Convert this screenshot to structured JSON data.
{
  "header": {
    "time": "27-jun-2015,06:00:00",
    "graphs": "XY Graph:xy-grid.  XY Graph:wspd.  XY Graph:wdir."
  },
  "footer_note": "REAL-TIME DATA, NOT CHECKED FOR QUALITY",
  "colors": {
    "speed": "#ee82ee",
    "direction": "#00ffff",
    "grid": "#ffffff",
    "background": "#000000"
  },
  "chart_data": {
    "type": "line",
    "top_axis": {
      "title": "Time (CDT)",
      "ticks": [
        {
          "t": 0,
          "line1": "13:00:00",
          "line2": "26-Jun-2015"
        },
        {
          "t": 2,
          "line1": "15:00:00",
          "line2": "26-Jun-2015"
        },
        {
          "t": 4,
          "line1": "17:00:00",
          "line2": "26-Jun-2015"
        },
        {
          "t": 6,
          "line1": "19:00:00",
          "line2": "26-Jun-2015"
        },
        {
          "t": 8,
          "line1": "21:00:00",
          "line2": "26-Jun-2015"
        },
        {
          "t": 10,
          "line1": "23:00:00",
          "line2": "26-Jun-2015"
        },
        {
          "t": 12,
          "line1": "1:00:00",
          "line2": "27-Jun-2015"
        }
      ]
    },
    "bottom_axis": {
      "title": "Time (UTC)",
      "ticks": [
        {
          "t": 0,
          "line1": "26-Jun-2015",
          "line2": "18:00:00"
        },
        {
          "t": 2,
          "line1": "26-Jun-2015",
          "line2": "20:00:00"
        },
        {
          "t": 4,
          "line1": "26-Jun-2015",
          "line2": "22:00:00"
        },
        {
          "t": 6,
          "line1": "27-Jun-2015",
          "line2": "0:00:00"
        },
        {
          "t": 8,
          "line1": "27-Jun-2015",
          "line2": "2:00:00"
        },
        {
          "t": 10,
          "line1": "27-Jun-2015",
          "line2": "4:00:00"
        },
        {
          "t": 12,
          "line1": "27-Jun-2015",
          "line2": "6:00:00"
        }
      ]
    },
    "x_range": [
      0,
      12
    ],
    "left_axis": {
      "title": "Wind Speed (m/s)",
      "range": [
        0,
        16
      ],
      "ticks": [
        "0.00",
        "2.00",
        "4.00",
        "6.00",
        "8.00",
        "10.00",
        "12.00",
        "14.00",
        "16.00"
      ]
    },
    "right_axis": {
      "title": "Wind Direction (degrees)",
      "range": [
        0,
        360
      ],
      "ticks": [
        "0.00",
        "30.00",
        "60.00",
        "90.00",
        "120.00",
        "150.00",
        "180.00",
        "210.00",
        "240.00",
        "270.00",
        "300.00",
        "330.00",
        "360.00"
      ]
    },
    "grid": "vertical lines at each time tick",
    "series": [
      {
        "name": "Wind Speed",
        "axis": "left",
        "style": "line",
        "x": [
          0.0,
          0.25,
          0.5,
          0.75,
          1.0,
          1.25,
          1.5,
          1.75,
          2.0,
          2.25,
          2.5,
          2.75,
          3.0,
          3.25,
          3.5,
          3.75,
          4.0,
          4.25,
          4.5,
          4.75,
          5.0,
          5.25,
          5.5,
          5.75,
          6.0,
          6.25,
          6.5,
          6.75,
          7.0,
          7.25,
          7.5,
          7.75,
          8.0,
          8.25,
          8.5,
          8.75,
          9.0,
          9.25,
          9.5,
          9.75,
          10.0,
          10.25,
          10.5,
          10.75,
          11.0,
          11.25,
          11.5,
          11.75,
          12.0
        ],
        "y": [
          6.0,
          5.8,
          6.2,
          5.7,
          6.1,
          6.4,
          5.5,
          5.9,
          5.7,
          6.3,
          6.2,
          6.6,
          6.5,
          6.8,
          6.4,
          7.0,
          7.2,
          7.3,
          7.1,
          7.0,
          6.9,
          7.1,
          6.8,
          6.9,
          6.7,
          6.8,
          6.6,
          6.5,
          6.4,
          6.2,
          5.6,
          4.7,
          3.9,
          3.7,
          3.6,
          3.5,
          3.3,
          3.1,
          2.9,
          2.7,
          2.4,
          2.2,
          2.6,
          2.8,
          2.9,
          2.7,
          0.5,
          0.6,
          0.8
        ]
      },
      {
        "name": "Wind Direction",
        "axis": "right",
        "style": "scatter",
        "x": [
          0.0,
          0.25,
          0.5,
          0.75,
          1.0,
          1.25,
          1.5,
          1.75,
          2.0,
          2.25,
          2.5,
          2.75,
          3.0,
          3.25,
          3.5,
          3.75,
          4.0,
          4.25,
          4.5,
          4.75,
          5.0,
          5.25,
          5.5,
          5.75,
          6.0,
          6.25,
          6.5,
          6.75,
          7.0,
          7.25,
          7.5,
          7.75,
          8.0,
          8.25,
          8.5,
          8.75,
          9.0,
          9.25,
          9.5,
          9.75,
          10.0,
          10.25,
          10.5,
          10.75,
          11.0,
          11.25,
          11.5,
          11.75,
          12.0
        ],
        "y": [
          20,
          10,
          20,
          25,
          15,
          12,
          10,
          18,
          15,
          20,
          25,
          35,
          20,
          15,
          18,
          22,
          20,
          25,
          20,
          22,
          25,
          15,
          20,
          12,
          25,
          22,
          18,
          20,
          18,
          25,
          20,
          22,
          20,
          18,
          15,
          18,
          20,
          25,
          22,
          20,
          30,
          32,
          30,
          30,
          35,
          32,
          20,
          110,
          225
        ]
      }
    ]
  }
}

------------------------------------

● **Problem statement**
Extract the data in full. Keep it word for word.

● **Final answer**
Convert this screenshot to structured JSON data.
{
  "header": {
    "time": "27-jun-2015,06:00:00",
    "graphs": "XY Graph:xy-grid.  XY Graph:wspd.  XY Graph:wdir."
  },
  "footer_note": "REAL-TIME DATA, NOT CHECKED FOR QUALITY",
  "colors": {
    "speed": "#ee82ee",
    "direction": "#00ffff",
    "grid": "#ffffff",
    "background": "#000000"
  },
  "chart_data": {
    "type": "line",
    "top_axis": {
      "title": "Time (CDT)",
      "ticks": [
        {
          "t": 0,
          "line1": "13:00:00",
          "line2": "26-Jun-2015"
        },
        {
          "t": 2,
          "line1": "15:00:00",
          "line2": "26-Jun-2015"
        },
        {
          "t": 4,
          "line1": "17:00:00",
          "line2": "26-Jun-2015"
        },
        {
          "t": 6,
          "line1": "19:00:00",
          "line2": "26-Jun-2015"
        },
        {
          "t": 8,
          "line1": "21:00:00",
          "line2": "26-Jun-2015"
        },
        {
          "t": 10,
          "line1": "23:00:00",
          "line2": "26-Jun-2015"
        },
        {
          "t": 12,
          "line1": "1:00:00",
          "line2": "27-Jun-2015"
        }
      ]
    },
    "bottom_axis": {
      "title": "Time (UTC)",
      "ticks": [
        {
          "t": 0,
          "line1": "26-Jun-2015",
          "line2": "18:00:00"
        },
        {
          "t": 2,
          "line1": "26-Jun-2015",
          "line2": "20:00:00"
        },
        {
          "t": 4,
          "line1": "26-Jun-2015",
          "line2": "22:00:00"
        },
        {
          "t": 6,
          "line1": "27-Jun-2015",
          "line2": "0:00:00"
        },
        {
          "t": 8,
          "line1": "27-Jun-2015",
          "line2": "2:00:00"
        },
        {
          "t": 10,
          "line1": "27-Jun-2015",
          "line2": "4:00:00"
        },
        {
          "t": 12,
          "line1": "27-Jun-2015",
          "line2": "6:00:00"
        }
      ]
    },
    "x_range": [
      0,
      12
    ],
    "left_axis": {
      "title": "Wind Speed (m/s)",
      "range": [
        0,
        16
      ],
      "ticks": [
        "0.00",
        "2.00",
        "4.00",
        "6.00",
        "8.00",
        "10.00",
        "12.00",
        "14.00",
        "16.00"
      ]
    },
    "right_axis": {
      "title": "Wind Direction (degrees)",
      "range": [
        0,
        360
      ],
      "ticks": [
        "0.00",
        "30.00",
        "60.00",
        "90.00",
        "120.00",
        "150.00",
        "180.00",
        "210.00",
        "240.00",
        "270.00",
        "300.00",
        "330.00",
        "360.00"
      ]
    },
    "grid": "vertical lines at each time tick",
    "series": [
      {
        "name": "Wind Speed",
        "axis": "left",
        "style": "line",
        "x": [
          0.0,
          0.25,
          0.5,
          0.75,
          1.0,
          1.25,
          1.5,
          1.75,
          2.0,
          2.25,
          2.5,
          2.75,
          3.0,
          3.25,
          3.5,
          3.75,
          4.0,
          4.25,
          4.5,
          4.75,
          5.0,
          5.25,
          5.5,
          5.75,
          6.0,
          6.25,
          6.5,
          6.75,
          7.0,
          7.25,
          7.5,
          7.75,
          8.0,
          8.25,
          8.5,
          8.75,
          9.0,
          9.25,
          9.5,
          9.75,
          10.0,
          10.25,
          10.5,
          10.75,
          11.0,
          11.25,
          11.5,
          11.75,
          12.0
        ],
        "y": [
          6.0,
          5.8,
          6.2,
          5.7,
          6.1,
          6.4,
          5.5,
          5.9,
          5.7,
          6.3,
          6.2,
          6.6,
          6.5,
          6.8,
          6.4,
          7.0,
          7.2,
          7.3,
          7.1,
          7.0,
          6.9,
          7.1,
          6.8,
          6.9,
          6.7,
          6.8,
          6.6,
          6.5,
          6.4,
          6.2,
          5.6,
          4.7,
          3.9,
          3.7,
          3.6,
          3.5,
          3.3,
          3.1,
          2.9,
          2.7,
          2.4,
          2.2,
          2.6,
          2.8,
          2.9,
          2.7,
          0.5,
          0.6,
          0.8
        ]
      },
      {
        "name": "Wind Direction",
        "axis": "right",
        "style": "scatter",
        "x": [
          0.0,
          0.25,
          0.5,
          0.75,
          1.0,
          1.25,
          1.5,
          1.75,
          2.0,
          2.25,
          2.5,
          2.75,
          3.0,
          3.25,
          3.5,
          3.75,
          4.0,
          4.25,
          4.5,
          4.75,
          5.0,
          5.25,
          5.5,
          5.75,
          6.0,
          6.25,
          6.5,
          6.75,
          7.0,
          7.25,
          7.5,
          7.75,
          8.0,
          8.25,
          8.5,
          8.75,
          9.0,
          9.25,
          9.5,
          9.75,
          10.0,
          10.25,
          10.5,
          10.75,
          11.0,
          11.25,
          11.5,
          11.75,
          12.0
        ],
        "y": [
          20,
          10,
          20,
          25,
          15,
          12,
          10,
          18,
          15,
          20,
          25,
          35,
          20,
          15,
          18,
          22,
          20,
          25,
          20,
          22,
          25,
          15,
          20,
          12,
          25,
          22,
          18,
          20,
          18,
          25,
          20,
          22,
          20,
          18,
          15,
          18,
          20,
          25,
          22,
          20,
          30,
          32,
          30,
          30,
          35,
          32,
          20,
          110,
          225
        ]
      }
    ]
  }
}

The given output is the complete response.